Exercise details => Exact reproduction is required for all entries.

Material provided =>
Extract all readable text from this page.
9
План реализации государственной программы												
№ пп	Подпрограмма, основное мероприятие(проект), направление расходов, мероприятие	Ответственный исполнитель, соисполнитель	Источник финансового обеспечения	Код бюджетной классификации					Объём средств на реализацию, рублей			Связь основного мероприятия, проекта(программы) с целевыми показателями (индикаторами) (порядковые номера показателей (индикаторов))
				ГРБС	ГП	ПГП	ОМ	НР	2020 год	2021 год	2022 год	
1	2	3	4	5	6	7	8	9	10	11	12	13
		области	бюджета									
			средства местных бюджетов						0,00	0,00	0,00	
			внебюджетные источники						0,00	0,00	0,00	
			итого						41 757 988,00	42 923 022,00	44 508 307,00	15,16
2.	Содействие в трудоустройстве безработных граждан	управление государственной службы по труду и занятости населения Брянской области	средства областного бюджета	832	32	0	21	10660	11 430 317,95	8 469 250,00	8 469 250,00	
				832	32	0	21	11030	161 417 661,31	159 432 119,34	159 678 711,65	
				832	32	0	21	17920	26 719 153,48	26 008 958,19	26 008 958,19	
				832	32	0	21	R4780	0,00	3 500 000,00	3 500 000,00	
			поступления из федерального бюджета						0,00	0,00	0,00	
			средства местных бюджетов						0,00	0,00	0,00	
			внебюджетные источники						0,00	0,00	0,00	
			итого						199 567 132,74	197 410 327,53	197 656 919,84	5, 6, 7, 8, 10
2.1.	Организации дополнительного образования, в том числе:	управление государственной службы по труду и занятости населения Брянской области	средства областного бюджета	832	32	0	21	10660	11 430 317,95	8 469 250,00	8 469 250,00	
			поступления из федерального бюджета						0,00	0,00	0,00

Response for this exercise =>
Extract all readable text from this page.
9
План реализации государственной программы												
№ пп	Подпрограмма, основное мероприятие(проект), направление расходов, мероприятие	Ответственный исполнитель, соисполнитель	Источник финансового обеспечения	Код бюджетной классификации					Объём средств на реализацию, рублей			Связь основного мероприятия, проекта(программы) с целевыми показателями (индикаторами) (порядковые номера показателей (индикаторов))
				ГРБС	ГП	ПГП	ОМ	НР	2020 год	2021 год	2022 год	
1	2	3	4	5	6	7	8	9	10	11	12	13
		области	бюджета									
			средства местных бюджетов						0,00	0,00	0,00	
			внебюджетные источники						0,00	0,00	0,00	
			итого						41 757 988,00	42 923 022,00	44 508 307,00	15,16
2.	Содействие в трудоустройстве безработных граждан	управление государственной службы по труду и занятости населения Брянской области	средства областного бюджета	832	32	0	21	10660	11 430 317,95	8 469 250,00	8 469 250,00	
				832	32	0	21	11030	161 417 661,31	159 432 119,34	159 678 711,65	
				832	32	0	21	17920	26 719 153,48	26 008 958,19	26 008 958,19	
				832	32	0	21	R4780	0,00	3 500 000,00	3 500 000,00	
			поступления из федерального бюджета						0,00	0,00	0,00	
			средства местных бюджетов						0,00	0,00	0,00	
			внебюджетные источники						0,00	0,00	0,00	
			итого						199 567 132,74	197 410 327,53	197 656 919,84	5, 6, 7, 8, 10
2.1.	Организации дополнительного образования, в том числе:	управление государственной службы по труду и занятости населения Брянской области	средства областного бюджета	832	32	0	21	10660	11 430 317,95	8 469 250,00	8 469 250,00	
			поступления из федерального бюджета						0,00	0,00	0,00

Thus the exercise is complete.